____ Extracted material

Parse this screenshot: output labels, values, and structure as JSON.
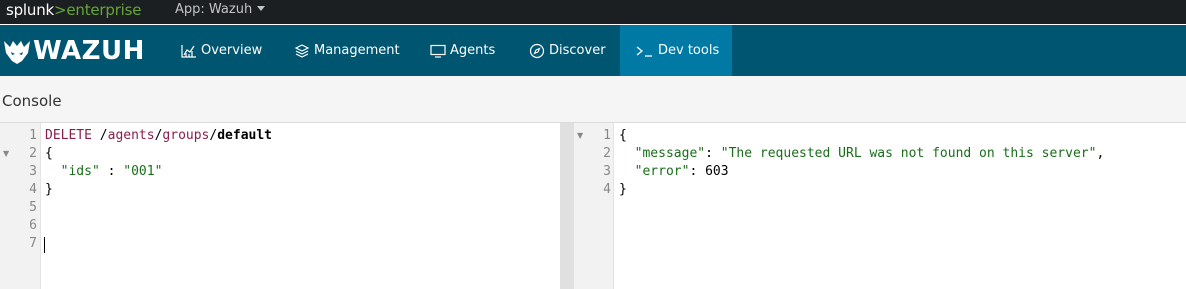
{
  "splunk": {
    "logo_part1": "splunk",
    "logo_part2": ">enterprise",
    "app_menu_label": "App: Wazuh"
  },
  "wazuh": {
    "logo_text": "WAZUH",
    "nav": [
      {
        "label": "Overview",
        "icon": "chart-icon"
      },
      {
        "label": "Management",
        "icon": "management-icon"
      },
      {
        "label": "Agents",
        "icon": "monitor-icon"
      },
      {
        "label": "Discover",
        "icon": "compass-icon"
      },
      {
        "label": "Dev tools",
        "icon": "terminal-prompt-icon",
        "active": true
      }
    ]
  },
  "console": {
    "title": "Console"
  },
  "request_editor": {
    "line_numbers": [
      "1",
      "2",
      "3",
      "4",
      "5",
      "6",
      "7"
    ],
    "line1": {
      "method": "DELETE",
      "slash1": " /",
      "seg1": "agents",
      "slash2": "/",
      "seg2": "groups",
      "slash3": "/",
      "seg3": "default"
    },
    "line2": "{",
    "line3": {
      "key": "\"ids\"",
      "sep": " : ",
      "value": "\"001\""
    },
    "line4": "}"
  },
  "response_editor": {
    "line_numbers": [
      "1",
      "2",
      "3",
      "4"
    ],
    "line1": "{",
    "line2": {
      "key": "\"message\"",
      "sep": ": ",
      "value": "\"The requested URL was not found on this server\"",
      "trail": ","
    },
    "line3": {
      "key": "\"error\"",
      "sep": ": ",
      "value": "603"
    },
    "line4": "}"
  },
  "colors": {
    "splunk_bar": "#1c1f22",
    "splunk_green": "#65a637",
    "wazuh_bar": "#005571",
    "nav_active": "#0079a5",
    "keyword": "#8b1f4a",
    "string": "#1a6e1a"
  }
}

________
____ Extracted material

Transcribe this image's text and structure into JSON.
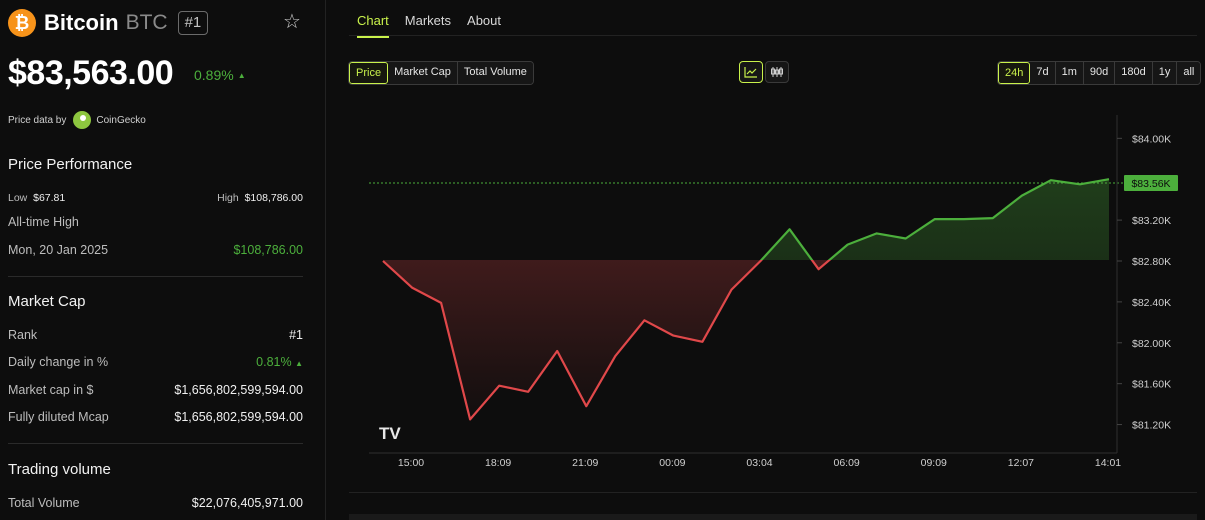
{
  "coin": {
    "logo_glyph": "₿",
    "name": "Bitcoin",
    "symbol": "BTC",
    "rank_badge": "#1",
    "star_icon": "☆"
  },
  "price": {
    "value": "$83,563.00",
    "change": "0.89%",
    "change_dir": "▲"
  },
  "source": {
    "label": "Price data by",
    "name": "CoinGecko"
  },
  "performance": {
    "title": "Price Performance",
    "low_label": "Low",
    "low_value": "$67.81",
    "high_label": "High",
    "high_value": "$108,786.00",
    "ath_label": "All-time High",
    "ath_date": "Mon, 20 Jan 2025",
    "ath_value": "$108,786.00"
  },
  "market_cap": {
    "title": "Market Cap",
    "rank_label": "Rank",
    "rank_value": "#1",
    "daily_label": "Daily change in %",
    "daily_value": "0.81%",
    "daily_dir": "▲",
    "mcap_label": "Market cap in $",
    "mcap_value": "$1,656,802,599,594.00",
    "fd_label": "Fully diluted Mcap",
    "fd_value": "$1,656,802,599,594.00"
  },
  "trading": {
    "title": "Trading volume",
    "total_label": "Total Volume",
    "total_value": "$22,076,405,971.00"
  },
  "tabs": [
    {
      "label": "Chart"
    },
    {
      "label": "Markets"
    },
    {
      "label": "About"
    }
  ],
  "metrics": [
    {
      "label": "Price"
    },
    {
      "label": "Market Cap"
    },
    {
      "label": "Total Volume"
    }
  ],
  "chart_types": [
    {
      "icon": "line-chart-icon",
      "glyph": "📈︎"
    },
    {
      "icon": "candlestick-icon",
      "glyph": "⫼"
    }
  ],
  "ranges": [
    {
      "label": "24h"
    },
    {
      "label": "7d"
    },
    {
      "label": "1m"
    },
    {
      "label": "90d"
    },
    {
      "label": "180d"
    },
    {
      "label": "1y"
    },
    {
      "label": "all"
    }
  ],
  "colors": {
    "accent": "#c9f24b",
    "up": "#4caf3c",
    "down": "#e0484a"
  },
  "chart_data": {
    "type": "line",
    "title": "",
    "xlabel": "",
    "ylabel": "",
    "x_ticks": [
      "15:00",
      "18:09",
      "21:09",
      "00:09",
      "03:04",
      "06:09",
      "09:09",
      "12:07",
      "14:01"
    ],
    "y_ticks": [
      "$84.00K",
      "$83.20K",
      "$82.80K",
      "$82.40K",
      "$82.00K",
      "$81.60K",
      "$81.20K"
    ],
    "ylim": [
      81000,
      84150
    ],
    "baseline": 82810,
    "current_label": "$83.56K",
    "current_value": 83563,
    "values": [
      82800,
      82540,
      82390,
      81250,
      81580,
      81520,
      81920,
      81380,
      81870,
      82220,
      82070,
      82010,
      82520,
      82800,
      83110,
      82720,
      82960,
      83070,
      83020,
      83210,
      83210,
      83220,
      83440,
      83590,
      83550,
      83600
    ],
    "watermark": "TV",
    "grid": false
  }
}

________

Establish how many lines of the material above hold the word "JSON". Nothing but the count should be returned.

2